== DATA PROVIDED ==
..............................
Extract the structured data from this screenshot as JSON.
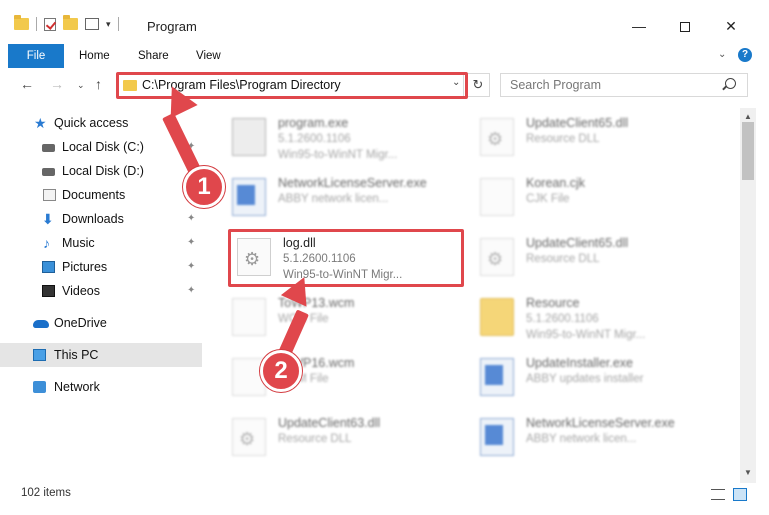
{
  "window": {
    "title": "Program",
    "minimize": "—",
    "close": "✕"
  },
  "ribbon": {
    "tabs": [
      "File",
      "Home",
      "Share",
      "View"
    ],
    "help": "?"
  },
  "navbar": {
    "address": "C:\\Program Files\\Program Directory",
    "search_placeholder": "Search Program"
  },
  "sidebar": {
    "items": [
      {
        "label": "Quick access",
        "icon": "star-icon",
        "pinned": false
      },
      {
        "label": "Local Disk (C:)",
        "icon": "disk-icon",
        "pinned": true
      },
      {
        "label": "Local Disk (D:)",
        "icon": "disk-icon",
        "pinned": true
      },
      {
        "label": "Documents",
        "icon": "documents-icon",
        "pinned": true
      },
      {
        "label": "Downloads",
        "icon": "download-icon",
        "pinned": true
      },
      {
        "label": "Music",
        "icon": "music-icon",
        "pinned": true
      },
      {
        "label": "Pictures",
        "icon": "pictures-icon",
        "pinned": true
      },
      {
        "label": "Videos",
        "icon": "videos-icon",
        "pinned": true
      },
      {
        "label": "OneDrive",
        "icon": "cloud-icon",
        "pinned": false
      },
      {
        "label": "This PC",
        "icon": "pc-icon",
        "pinned": false
      },
      {
        "label": "Network",
        "icon": "network-icon",
        "pinned": false
      }
    ]
  },
  "files": {
    "left": [
      {
        "name": "program.exe",
        "line1": "5.1.2600.1106",
        "line2": "Win95-to-WinNT Migr...",
        "icon": "program-icon"
      },
      {
        "name": "NetworkLicenseServer.exe",
        "line1": "ABBY network licen...",
        "line2": "",
        "icon": "app-icon"
      },
      {
        "name": "log.dll",
        "line1": "5.1.2600.1106",
        "line2": "Win95-to-WinNT Migr...",
        "icon": "dll-gear-icon"
      },
      {
        "name": "ToWP13.wcm",
        "line1": "WCM File",
        "line2": "",
        "icon": "file-icon"
      },
      {
        "name": "ToWP16.wcm",
        "line1": "WCM File",
        "line2": "",
        "icon": "file-icon"
      },
      {
        "name": "UpdateClient63.dll",
        "line1": "Resource DLL",
        "line2": "",
        "icon": "dll-gear-icon"
      }
    ],
    "right": [
      {
        "name": "UpdateClient65.dll",
        "line1": "Resource DLL",
        "line2": "",
        "icon": "dll-gear-icon"
      },
      {
        "name": "Korean.cjk",
        "line1": "CJK File",
        "line2": "",
        "icon": "file-icon"
      },
      {
        "name": "UpdateClient65.dll",
        "line1": "Resource DLL",
        "line2": "",
        "icon": "dll-gear-icon"
      },
      {
        "name": "Resource",
        "line1": "5.1.2600.1106",
        "line2": "Win95-to-WinNT Migr...",
        "icon": "folder-icon"
      },
      {
        "name": "UpdateInstaller.exe",
        "line1": "ABBY updates installer",
        "line2": "",
        "icon": "app-icon"
      },
      {
        "name": "NetworkLicenseServer.exe",
        "line1": "ABBY network licen...",
        "line2": "",
        "icon": "app-icon"
      }
    ]
  },
  "status": {
    "items_count": "102 items"
  },
  "callouts": [
    "1",
    "2"
  ],
  "colors": {
    "accent": "#1979ca",
    "highlight": "#e0474c",
    "selected_bg": "#cce4f7"
  }
}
..............................
== EXERCISE BRIEF ==
Copy out all the data without changing anything, and drop the pictures.

== TASK ANSWER ==
Extract the structured data from this screenshot as JSON.
{
  "window": {
    "title": "Program",
    "minimize": "—",
    "close": "✕"
  },
  "ribbon": {
    "tabs": [
      "File",
      "Home",
      "Share",
      "View"
    ],
    "help": "?"
  },
  "navbar": {
    "address": "C:\\Program Files\\Program Directory",
    "search_placeholder": "Search Program"
  },
  "sidebar": {
    "items": [
      {
        "label": "Quick access",
        "icon": "star-icon",
        "pinned": false
      },
      {
        "label": "Local Disk (C:)",
        "icon": "disk-icon",
        "pinned": true
      },
      {
        "label": "Local Disk (D:)",
        "icon": "disk-icon",
        "pinned": true
      },
      {
        "label": "Documents",
        "icon": "documents-icon",
        "pinned": true
      },
      {
        "label": "Downloads",
        "icon": "download-icon",
        "pinned": true
      },
      {
        "label": "Music",
        "icon": "music-icon",
        "pinned": true
      },
      {
        "label": "Pictures",
        "icon": "pictures-icon",
        "pinned": true
      },
      {
        "label": "Videos",
        "icon": "videos-icon",
        "pinned": true
      },
      {
        "label": "OneDrive",
        "icon": "cloud-icon",
        "pinned": false
      },
      {
        "label": "This PC",
        "icon": "pc-icon",
        "pinned": false
      },
      {
        "label": "Network",
        "icon": "network-icon",
        "pinned": false
      }
    ]
  },
  "files": {
    "left": [
      {
        "name": "program.exe",
        "line1": "5.1.2600.1106",
        "line2": "Win95-to-WinNT Migr...",
        "icon": "program-icon"
      },
      {
        "name": "NetworkLicenseServer.exe",
        "line1": "ABBY network licen...",
        "line2": "",
        "icon": "app-icon"
      },
      {
        "name": "log.dll",
        "line1": "5.1.2600.1106",
        "line2": "Win95-to-WinNT Migr...",
        "icon": "dll-gear-icon"
      },
      {
        "name": "ToWP13.wcm",
        "line1": "WCM File",
        "line2": "",
        "icon": "file-icon"
      },
      {
        "name": "ToWP16.wcm",
        "line1": "WCM File",
        "line2": "",
        "icon": "file-icon"
      },
      {
        "name": "UpdateClient63.dll",
        "line1": "Resource DLL",
        "line2": "",
        "icon": "dll-gear-icon"
      }
    ],
    "right": [
      {
        "name": "UpdateClient65.dll",
        "line1": "Resource DLL",
        "line2": "",
        "icon": "dll-gear-icon"
      },
      {
        "name": "Korean.cjk",
        "line1": "CJK File",
        "line2": "",
        "icon": "file-icon"
      },
      {
        "name": "UpdateClient65.dll",
        "line1": "Resource DLL",
        "line2": "",
        "icon": "dll-gear-icon"
      },
      {
        "name": "Resource",
        "line1": "5.1.2600.1106",
        "line2": "Win95-to-WinNT Migr...",
        "icon": "folder-icon"
      },
      {
        "name": "UpdateInstaller.exe",
        "line1": "ABBY updates installer",
        "line2": "",
        "icon": "app-icon"
      },
      {
        "name": "NetworkLicenseServer.exe",
        "line1": "ABBY network licen...",
        "line2": "",
        "icon": "app-icon"
      }
    ]
  },
  "status": {
    "items_count": "102 items"
  },
  "callouts": [
    "1",
    "2"
  ],
  "colors": {
    "accent": "#1979ca",
    "highlight": "#e0474c",
    "selected_bg": "#cce4f7"
  }
}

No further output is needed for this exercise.